* start Given records *

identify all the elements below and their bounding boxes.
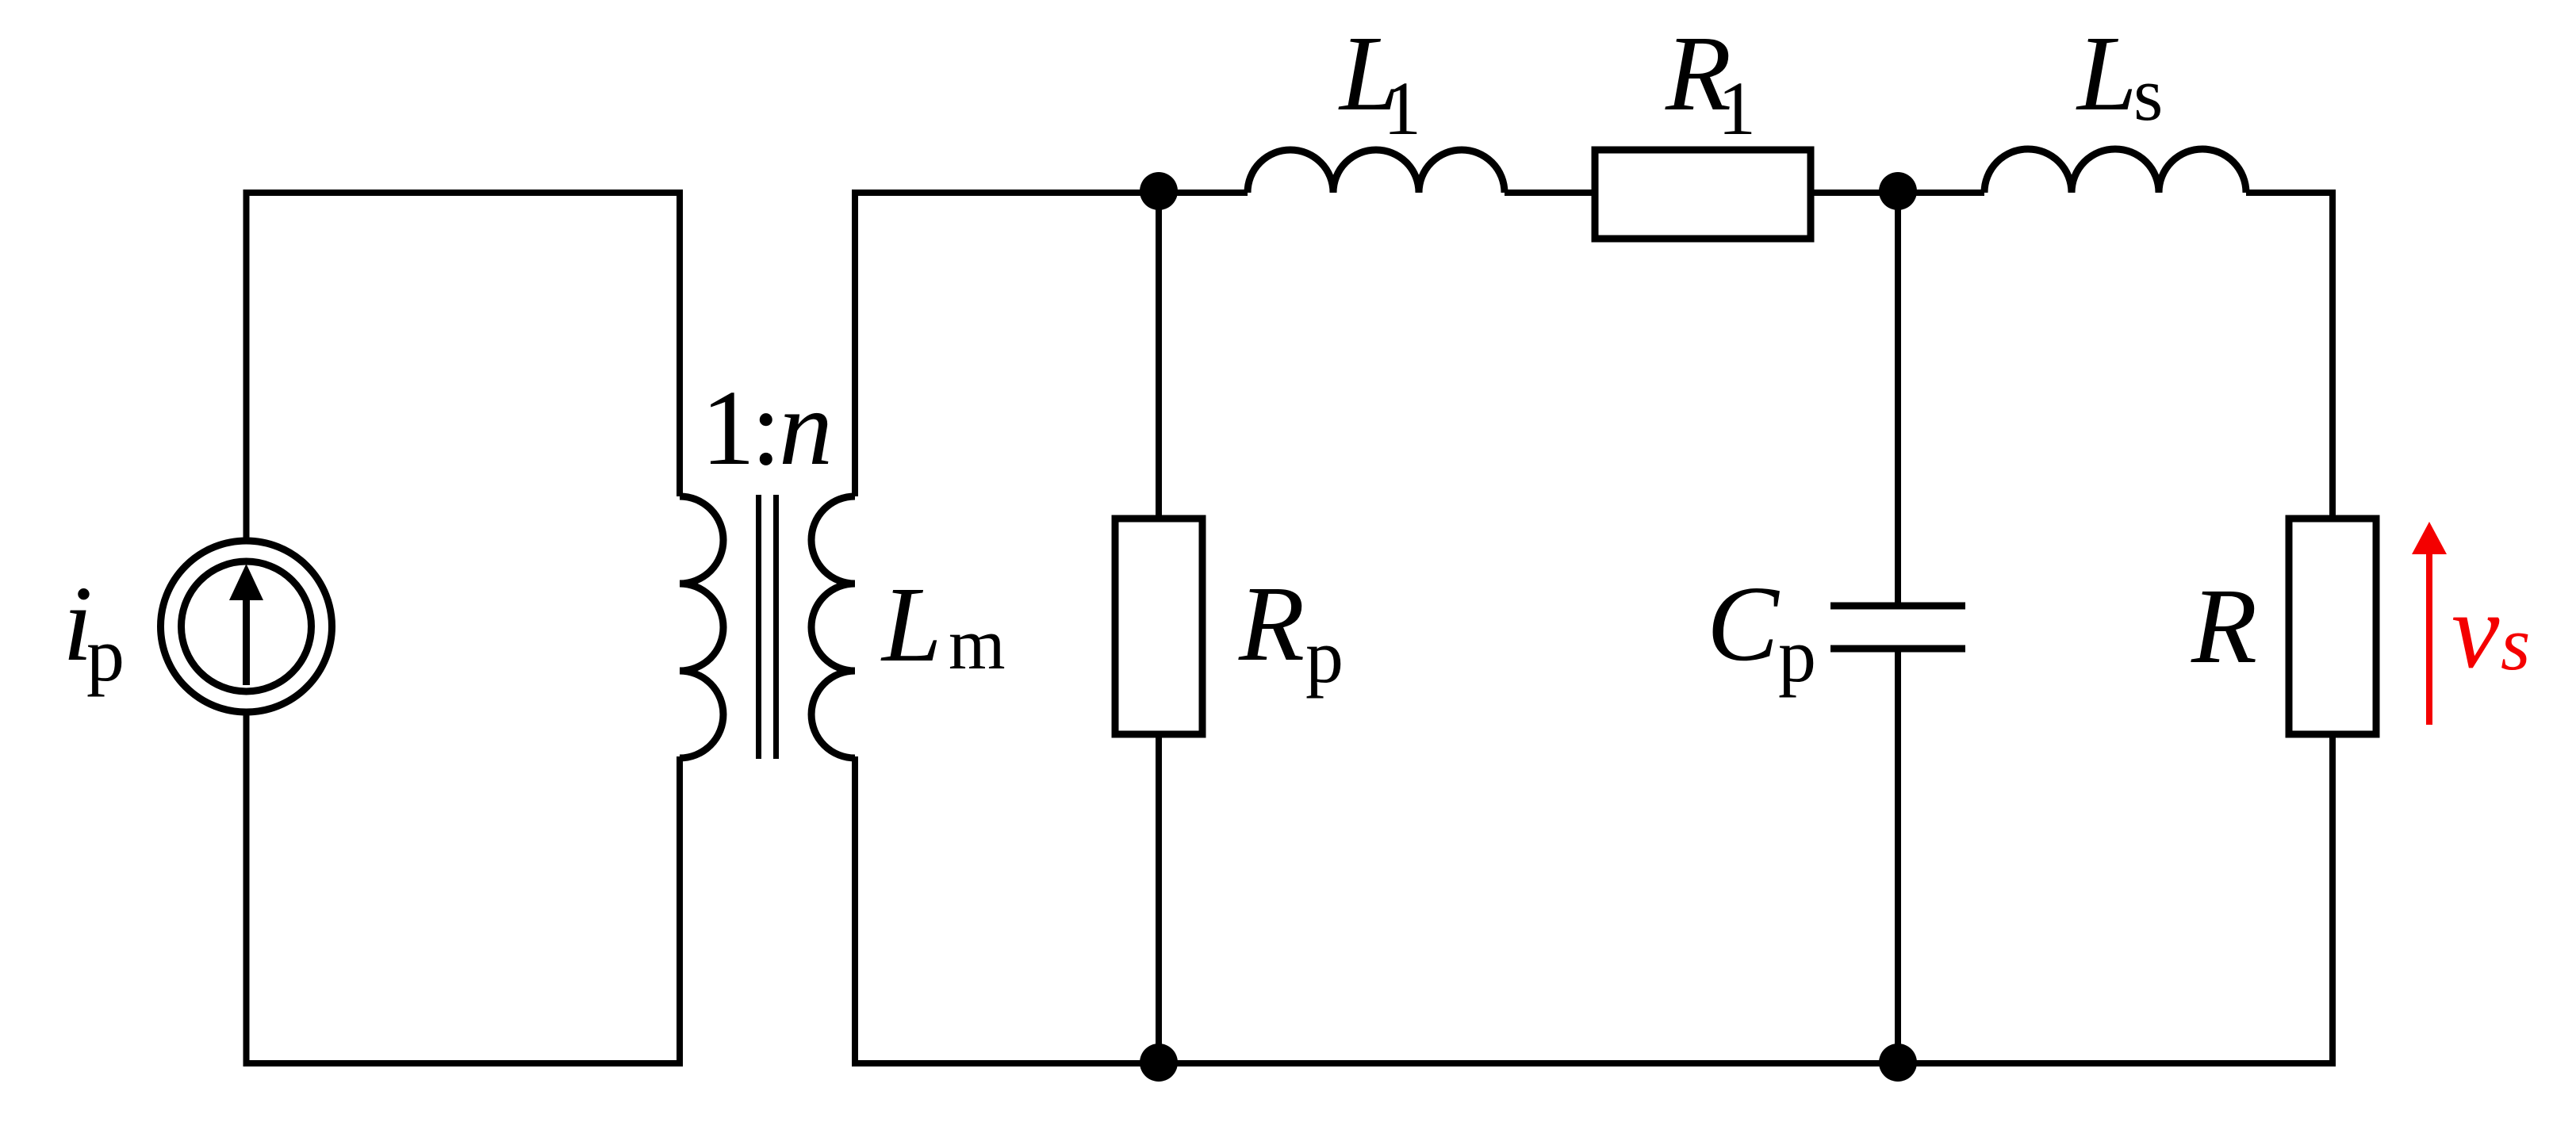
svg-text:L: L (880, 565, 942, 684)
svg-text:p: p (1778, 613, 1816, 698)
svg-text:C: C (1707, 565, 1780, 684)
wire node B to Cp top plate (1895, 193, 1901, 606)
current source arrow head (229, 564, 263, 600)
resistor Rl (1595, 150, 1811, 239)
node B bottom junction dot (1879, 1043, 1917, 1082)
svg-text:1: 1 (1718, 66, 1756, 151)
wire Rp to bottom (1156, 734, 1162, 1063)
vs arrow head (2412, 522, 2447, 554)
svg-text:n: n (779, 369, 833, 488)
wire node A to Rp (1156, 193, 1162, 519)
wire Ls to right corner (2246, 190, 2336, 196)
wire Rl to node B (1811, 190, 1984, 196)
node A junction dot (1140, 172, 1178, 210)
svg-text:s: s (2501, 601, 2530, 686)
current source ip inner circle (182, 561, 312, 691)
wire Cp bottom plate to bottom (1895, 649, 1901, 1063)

* end Given records *

• _Required task_
How many lines in the entries above contain the word "source"? Reply with the number alone.

• _Task answer_
2